__PROMPT__
Set down the records once more, please, exactly and with the pictures left out.

__GIVEN RECORDS__
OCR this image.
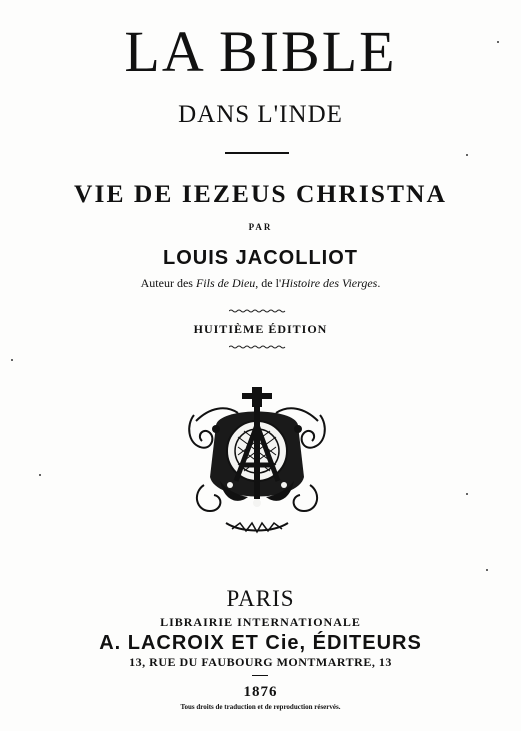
LA BIBLE
DANS L'INDE
VIE DE IEZEUS CHRISTNA
PAR
LOUIS JACOLLIOT
Auteur des Fils de Dieu, de l'Histoire des Vierges.
HUITIÈME ÉDITION
PARIS
LIBRAIRIE INTERNATIONALE
A. LACROIX ET Cie, ÉDITEURS
13, RUE DU FAUBOURG MONTMARTRE, 13
1876
Tous droits de traduction et de reproduction réservés.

__SOLUTION TO THIS PROBLEM__
OCR this image.
LA BIBLE
DANS L'INDE
VIE DE IEZEUS CHRISTNA
PAR
LOUIS JACOLLIOT
Auteur des Fils de Dieu, de l'Histoire des Vierges.
HUITIÈME ÉDITION
PARIS
LIBRAIRIE INTERNATIONALE
A. LACROIX ET Cie, ÉDITEURS
13, RUE DU FAUBOURG MONTMARTRE, 13
1876
Tous droits de traduction et de reproduction réservés.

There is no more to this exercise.